• [Set exercise] Work out how many lines of the records contain "國立台灣博物館學刊". Answer with the number and nothing else.

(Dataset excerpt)

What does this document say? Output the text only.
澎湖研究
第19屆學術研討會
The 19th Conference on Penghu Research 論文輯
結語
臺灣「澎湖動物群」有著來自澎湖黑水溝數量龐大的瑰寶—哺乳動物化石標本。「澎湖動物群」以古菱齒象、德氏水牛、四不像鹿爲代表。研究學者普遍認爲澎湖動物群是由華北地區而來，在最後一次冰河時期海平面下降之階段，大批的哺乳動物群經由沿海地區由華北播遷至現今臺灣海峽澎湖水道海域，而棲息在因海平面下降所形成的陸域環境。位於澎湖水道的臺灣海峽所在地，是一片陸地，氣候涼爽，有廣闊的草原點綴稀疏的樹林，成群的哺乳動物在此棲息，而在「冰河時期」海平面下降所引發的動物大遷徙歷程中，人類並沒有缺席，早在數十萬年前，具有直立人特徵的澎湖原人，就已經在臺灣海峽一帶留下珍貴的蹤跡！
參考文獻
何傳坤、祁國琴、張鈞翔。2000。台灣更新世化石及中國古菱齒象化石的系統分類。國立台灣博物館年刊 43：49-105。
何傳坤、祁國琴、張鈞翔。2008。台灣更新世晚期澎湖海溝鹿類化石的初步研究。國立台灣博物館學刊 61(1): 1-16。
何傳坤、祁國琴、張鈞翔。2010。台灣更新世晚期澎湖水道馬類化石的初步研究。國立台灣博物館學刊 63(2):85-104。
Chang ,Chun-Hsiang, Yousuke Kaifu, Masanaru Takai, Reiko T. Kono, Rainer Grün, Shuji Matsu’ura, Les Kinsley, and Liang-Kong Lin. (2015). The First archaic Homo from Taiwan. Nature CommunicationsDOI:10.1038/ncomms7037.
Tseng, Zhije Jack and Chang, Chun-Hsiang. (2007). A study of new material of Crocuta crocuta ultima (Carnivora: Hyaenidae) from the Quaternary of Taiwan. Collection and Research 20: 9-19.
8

• [Correct output] 2